Dataset rows:
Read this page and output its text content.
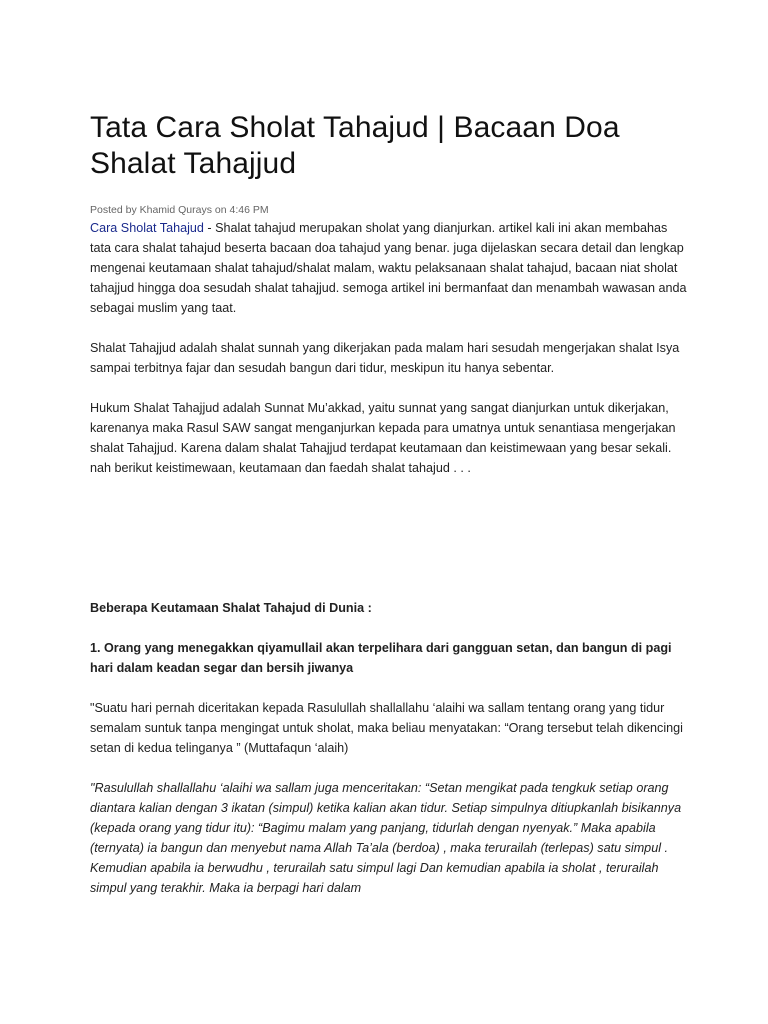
Tata Cara Sholat Tahajud | Bacaan Doa Shalat Tahajjud
Posted by Khamid Qurays on 4:46 PM

Cara Sholat Tahajud - Shalat tahajud merupakan sholat yang dianjurkan. artikel kali ini akan membahas tata cara shalat tahajud beserta bacaan doa tahajud yang benar. juga dijelaskan secara detail dan lengkap mengenai keutamaan shalat tahajud/shalat malam, waktu pelaksanaan shalat tahajud, bacaan niat sholat tahajjud hingga doa sesudah shalat tahajjud. semoga artikel ini bermanfaat dan menambah wawasan anda sebagai muslim yang taat.

Shalat Tahajjud adalah shalat sunnah yang dikerjakan pada malam hari sesudah mengerjakan shalat Isya sampai terbitnya fajar dan sesudah bangun dari tidur, meskipun itu hanya sebentar.

Hukum Shalat Tahajjud adalah Sunnat Mu’akkad, yaitu sunnat yang sangat dianjurkan untuk dikerjakan, karenanya maka Rasul SAW sangat menganjurkan kepada para umatnya untuk senantiasa mengerjakan shalat Tahajjud. Karena dalam shalat Tahajjud terdapat keutamaan dan keistimewaan yang besar sekali. nah berikut keistimewaan, keutamaan dan faedah shalat tahajud . . .

Beberapa Keutamaan Shalat Tahajud di Dunia :

1. Orang yang menegakkan qiyamullail akan terpelihara dari gangguan setan, dan bangun di pagi hari dalam keadan segar dan bersih jiwanya

"Suatu hari pernah diceritakan kepada Rasulullah shallallahu ‘alaihi wa sallam tentang orang yang tidur semalam suntuk tanpa mengingat untuk sholat, maka beliau menyatakan: “Orang tersebut telah dikencingi setan di kedua telinganya ” (Muttafaqun ‘alaih)

"Rasulullah shallallahu ‘alaihi wa sallam juga menceritakan: “Setan mengikat pada tengkuk setiap orang diantara kalian dengan 3 ikatan (simpul) ketika kalian akan tidur. Setiap simpulnya ditiupkanlah bisikannya (kepada orang yang tidur itu): “Bagimu malam yang panjang, tidurlah dengan nyenyak.” Maka apabila (ternyata) ia bangun dan menyebut nama Allah Ta’ala (berdoa) , maka terurailah (terlepas) satu simpul . Kemudian apabila ia berwudhu , terurailah satu simpul lagi Dan kemudian apabila ia sholat , terurailah simpul yang terakhir. Maka ia berpagi hari dalam
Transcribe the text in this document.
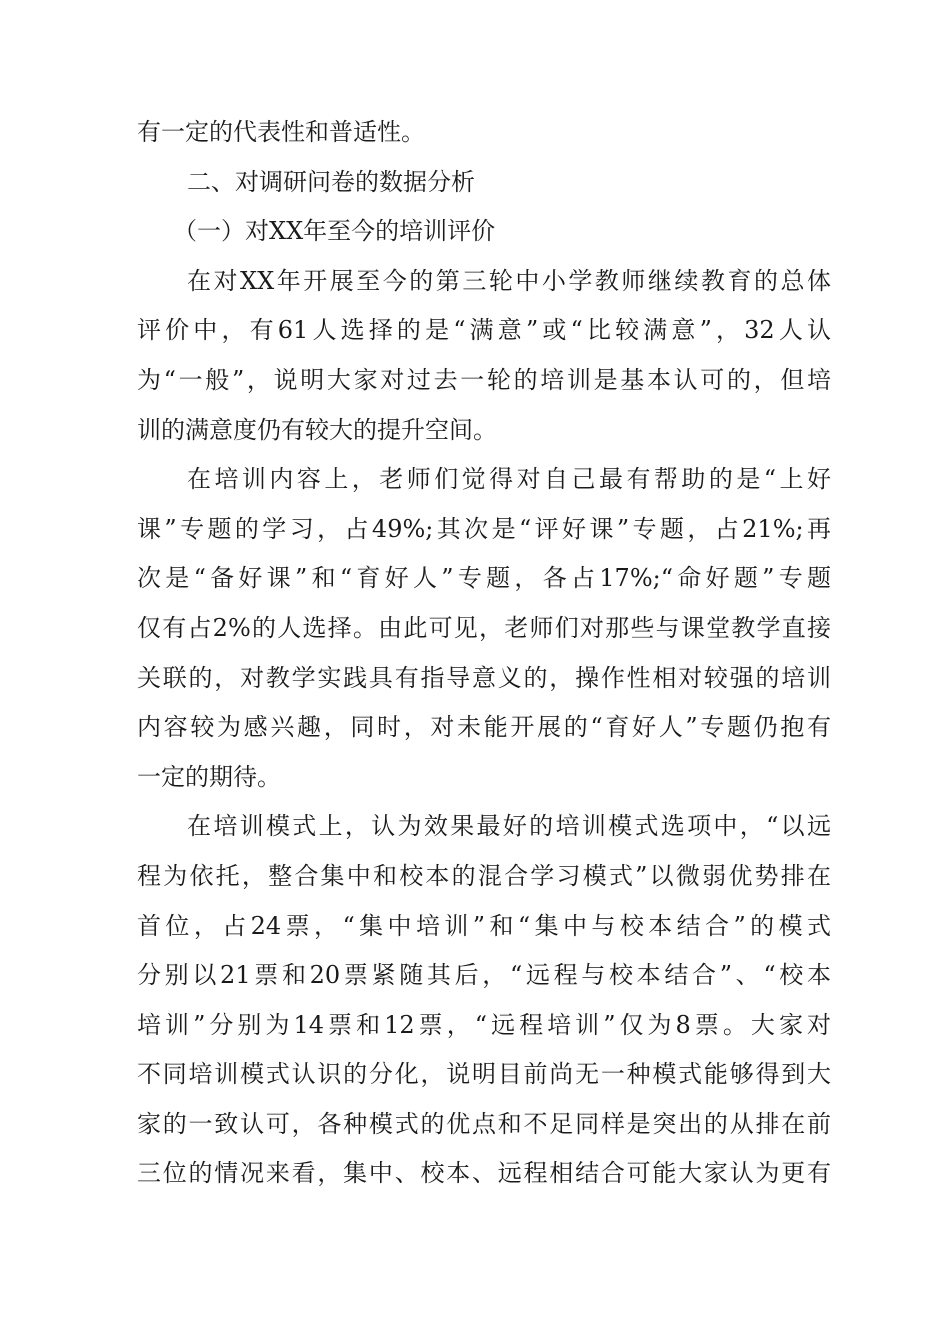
有一定的代表性和普适性。
二、对调研问卷的数据分析
（一）对XX年至今的培训评价
在对XX年开展至今的第三轮中小学教师继续教育的总体
评价中，有61人选择的是“满意”或“比较满意”，32人认
为“一般”，说明大家对过去一轮的培训是基本认可的，但培
训的满意度仍有较大的提升空间。
在培训内容上，老师们觉得对自己最有帮助的是“上好
课”专题的学习，占49%;其次是“评好课”专题，占21%;再
次是“备好课”和“育好人”专题，各占17%;“命好题”专题
仅有占2%的人选择。由此可见，老师们对那些与课堂教学直接
关联的，对教学实践具有指导意义的，操作性相对较强的培训
内容较为感兴趣，同时，对未能开展的“育好人”专题仍抱有
一定的期待。
在培训模式上，认为效果最好的培训模式选项中，“以远
程为依托，整合集中和校本的混合学习模式”以微弱优势排在
首位，占24票，“集中培训”和“集中与校本结合”的模式
分别以21票和20票紧随其后，“远程与校本结合”、“校本
培训”分别为14票和12票，“远程培训”仅为8票。大家对
不同培训模式认识的分化，说明目前尚无一种模式能够得到大
家的一致认可，各种模式的优点和不足同样是突出的从排在前
三位的情况来看，集中、校本、远程相结合可能大家认为更有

Challenge: Skip the images and write out the rest of the listing exactly.

Full response:
Read this page and output its text content.
Tata Cara Sholat Tahajud | Bacaan Doa Shalat Tahajjud
Posted by Khamid Qurays on 4:46 PM

Cara Sholat Tahajud - Shalat tahajud merupakan sholat yang dianjurkan. artikel kali ini akan membahas tata cara shalat tahajud beserta bacaan doa tahajud yang benar. juga dijelaskan secara detail dan lengkap mengenai keutamaan shalat tahajud/shalat malam, waktu pelaksanaan shalat tahajud, bacaan niat sholat tahajjud hingga doa sesudah shalat tahajjud. semoga artikel ini bermanfaat dan menambah wawasan anda sebagai muslim yang taat.

Shalat Tahajjud adalah shalat sunnah yang dikerjakan pada malam hari sesudah mengerjakan shalat Isya sampai terbitnya fajar dan sesudah bangun dari tidur, meskipun itu hanya sebentar.

Hukum Shalat Tahajjud adalah Sunnat Mu’akkad, yaitu sunnat yang sangat dianjurkan untuk dikerjakan, karenanya maka Rasul SAW sangat menganjurkan kepada para umatnya untuk senantiasa mengerjakan shalat Tahajjud. Karena dalam shalat Tahajjud terdapat keutamaan dan keistimewaan yang besar sekali. nah berikut keistimewaan, keutamaan dan faedah shalat tahajud . . .

Beberapa Keutamaan Shalat Tahajud di Dunia :

1. Orang yang menegakkan qiyamullail akan terpelihara dari gangguan setan, dan bangun di pagi hari dalam keadan segar dan bersih jiwanya

"Suatu hari pernah diceritakan kepada Rasulullah shallallahu ‘alaihi wa sallam tentang orang yang tidur semalam suntuk tanpa mengingat untuk sholat, maka beliau menyatakan: “Orang tersebut telah dikencingi setan di kedua telinganya ” (Muttafaqun ‘alaih)

"Rasulullah shallallahu ‘alaihi wa sallam juga menceritakan: “Setan mengikat pada tengkuk setiap orang diantara kalian dengan 3 ikatan (simpul) ketika kalian akan tidur. Setiap simpulnya ditiupkanlah bisikannya (kepada orang yang tidur itu): “Bagimu malam yang panjang, tidurlah dengan nyenyak.” Maka apabila (ternyata) ia bangun dan menyebut nama Allah Ta’ala (berdoa) , maka terurailah (terlepas) satu simpul . Kemudian apabila ia berwudhu , terurailah satu simpul lagi Dan kemudian apabila ia sholat , terurailah simpul yang terakhir. Maka ia berpagi hari dalam
Transcribe the text in this document.
有一定的代表性和普适性。
二、对调研问卷的数据分析
（一）对XX年至今的培训评价
在对XX年开展至今的第三轮中小学教师继续教育的总体
评价中，有61人选择的是“满意”或“比较满意”，32人认
为“一般”，说明大家对过去一轮的培训是基本认可的，但培
训的满意度仍有较大的提升空间。
在培训内容上，老师们觉得对自己最有帮助的是“上好
课”专题的学习，占49%;其次是“评好课”专题，占21%;再
次是“备好课”和“育好人”专题，各占17%;“命好题”专题
仅有占2%的人选择。由此可见，老师们对那些与课堂教学直接
关联的，对教学实践具有指导意义的，操作性相对较强的培训
内容较为感兴趣，同时，对未能开展的“育好人”专题仍抱有
一定的期待。
在培训模式上，认为效果最好的培训模式选项中，“以远
程为依托，整合集中和校本的混合学习模式”以微弱优势排在
首位，占24票，“集中培训”和“集中与校本结合”的模式
分别以21票和20票紧随其后，“远程与校本结合”、“校本
培训”分别为14票和12票，“远程培训”仅为8票。大家对
不同培训模式认识的分化，说明目前尚无一种模式能够得到大
家的一致认可，各种模式的优点和不足同样是突出的从排在前
三位的情况来看，集中、校本、远程相结合可能大家认为更有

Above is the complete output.